-- Start Data lines --
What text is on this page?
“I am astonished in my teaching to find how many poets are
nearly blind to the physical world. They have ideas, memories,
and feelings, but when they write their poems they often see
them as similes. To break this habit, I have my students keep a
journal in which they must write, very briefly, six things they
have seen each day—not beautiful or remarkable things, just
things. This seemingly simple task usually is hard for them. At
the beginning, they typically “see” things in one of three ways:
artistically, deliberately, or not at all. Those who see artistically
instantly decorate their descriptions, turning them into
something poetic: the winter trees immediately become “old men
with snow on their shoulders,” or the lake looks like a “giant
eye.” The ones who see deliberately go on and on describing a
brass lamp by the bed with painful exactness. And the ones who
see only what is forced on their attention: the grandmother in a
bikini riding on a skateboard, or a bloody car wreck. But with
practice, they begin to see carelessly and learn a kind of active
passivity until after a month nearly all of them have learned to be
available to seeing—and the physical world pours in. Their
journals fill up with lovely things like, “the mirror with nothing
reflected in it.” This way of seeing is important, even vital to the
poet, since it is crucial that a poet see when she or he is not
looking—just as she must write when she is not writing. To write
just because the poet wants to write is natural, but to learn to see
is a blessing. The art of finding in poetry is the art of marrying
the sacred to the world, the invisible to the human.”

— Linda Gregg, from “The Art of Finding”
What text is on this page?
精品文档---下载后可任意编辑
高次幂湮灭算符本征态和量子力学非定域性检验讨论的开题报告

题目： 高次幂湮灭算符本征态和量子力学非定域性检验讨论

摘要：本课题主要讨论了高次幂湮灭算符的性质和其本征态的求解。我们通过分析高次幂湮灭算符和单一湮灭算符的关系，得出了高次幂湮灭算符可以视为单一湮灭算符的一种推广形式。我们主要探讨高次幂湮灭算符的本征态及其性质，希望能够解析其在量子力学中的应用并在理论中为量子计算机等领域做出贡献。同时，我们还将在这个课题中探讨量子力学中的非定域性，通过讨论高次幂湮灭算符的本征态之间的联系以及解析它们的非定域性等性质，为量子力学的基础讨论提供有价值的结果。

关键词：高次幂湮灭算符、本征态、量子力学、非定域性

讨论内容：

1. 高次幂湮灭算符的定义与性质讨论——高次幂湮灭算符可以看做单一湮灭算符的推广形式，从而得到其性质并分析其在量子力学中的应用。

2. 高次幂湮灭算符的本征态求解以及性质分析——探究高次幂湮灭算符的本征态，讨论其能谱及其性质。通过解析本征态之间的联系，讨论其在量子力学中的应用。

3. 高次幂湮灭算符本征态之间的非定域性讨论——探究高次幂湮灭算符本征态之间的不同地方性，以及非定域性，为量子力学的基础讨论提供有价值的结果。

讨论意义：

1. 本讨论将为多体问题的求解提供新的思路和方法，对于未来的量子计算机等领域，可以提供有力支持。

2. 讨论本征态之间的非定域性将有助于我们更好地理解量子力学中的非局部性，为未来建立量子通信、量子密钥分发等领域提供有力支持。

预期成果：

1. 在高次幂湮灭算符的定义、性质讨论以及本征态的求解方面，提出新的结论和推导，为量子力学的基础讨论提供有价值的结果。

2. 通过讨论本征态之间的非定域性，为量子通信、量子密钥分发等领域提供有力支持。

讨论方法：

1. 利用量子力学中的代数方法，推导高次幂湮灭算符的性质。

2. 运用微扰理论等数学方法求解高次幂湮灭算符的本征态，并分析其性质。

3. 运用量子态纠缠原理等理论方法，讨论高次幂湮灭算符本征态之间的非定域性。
-- End Data lines --
## Task directions
Exactly as they are written, print the entries again.

## Complete response
What text is on this page?
“I am astonished in my teaching to find how many poets are
nearly blind to the physical world. They have ideas, memories,
and feelings, but when they write their poems they often see
them as similes. To break this habit, I have my students keep a
journal in which they must write, very briefly, six things they
have seen each day—not beautiful or remarkable things, just
things. This seemingly simple task usually is hard for them. At
the beginning, they typically “see” things in one of three ways:
artistically, deliberately, or not at all. Those who see artistically
instantly decorate their descriptions, turning them into
something poetic: the winter trees immediately become “old men
with snow on their shoulders,” or the lake looks like a “giant
eye.” The ones who see deliberately go on and on describing a
brass lamp by the bed with painful exactness. And the ones who
see only what is forced on their attention: the grandmother in a
bikini riding on a skateboard, or a bloody car wreck. But with
practice, they begin to see carelessly and learn a kind of active
passivity until after a month nearly all of them have learned to be
available to seeing—and the physical world pours in. Their
journals fill up with lovely things like, “the mirror with nothing
reflected in it.” This way of seeing is important, even vital to the
poet, since it is crucial that a poet see when she or he is not
looking—just as she must write when she is not writing. To write
just because the poet wants to write is natural, but to learn to see
is a blessing. The art of finding in poetry is the art of marrying
the sacred to the world, the invisible to the human.”

— Linda Gregg, from “The Art of Finding”
What text is on this page?
精品文档---下载后可任意编辑
高次幂湮灭算符本征态和量子力学非定域性检验讨论的开题报告

题目： 高次幂湮灭算符本征态和量子力学非定域性检验讨论

摘要：本课题主要讨论了高次幂湮灭算符的性质和其本征态的求解。我们通过分析高次幂湮灭算符和单一湮灭算符的关系，得出了高次幂湮灭算符可以视为单一湮灭算符的一种推广形式。我们主要探讨高次幂湮灭算符的本征态及其性质，希望能够解析其在量子力学中的应用并在理论中为量子计算机等领域做出贡献。同时，我们还将在这个课题中探讨量子力学中的非定域性，通过讨论高次幂湮灭算符的本征态之间的联系以及解析它们的非定域性等性质，为量子力学的基础讨论提供有价值的结果。

关键词：高次幂湮灭算符、本征态、量子力学、非定域性

讨论内容：

1. 高次幂湮灭算符的定义与性质讨论——高次幂湮灭算符可以看做单一湮灭算符的推广形式，从而得到其性质并分析其在量子力学中的应用。

2. 高次幂湮灭算符的本征态求解以及性质分析——探究高次幂湮灭算符的本征态，讨论其能谱及其性质。通过解析本征态之间的联系，讨论其在量子力学中的应用。

3. 高次幂湮灭算符本征态之间的非定域性讨论——探究高次幂湮灭算符本征态之间的不同地方性，以及非定域性，为量子力学的基础讨论提供有价值的结果。

讨论意义：

1. 本讨论将为多体问题的求解提供新的思路和方法，对于未来的量子计算机等领域，可以提供有力支持。

2. 讨论本征态之间的非定域性将有助于我们更好地理解量子力学中的非局部性，为未来建立量子通信、量子密钥分发等领域提供有力支持。

预期成果：

1. 在高次幂湮灭算符的定义、性质讨论以及本征态的求解方面，提出新的结论和推导，为量子力学的基础讨论提供有价值的结果。

2. 通过讨论本征态之间的非定域性，为量子通信、量子密钥分发等领域提供有力支持。

讨论方法：

1. 利用量子力学中的代数方法，推导高次幂湮灭算符的性质。

2. 运用微扰理论等数学方法求解高次幂湮灭算符的本征态，并分析其性质。

3. 运用量子态纠缠原理等理论方法，讨论高次幂湮灭算符本征态之间的非定域性。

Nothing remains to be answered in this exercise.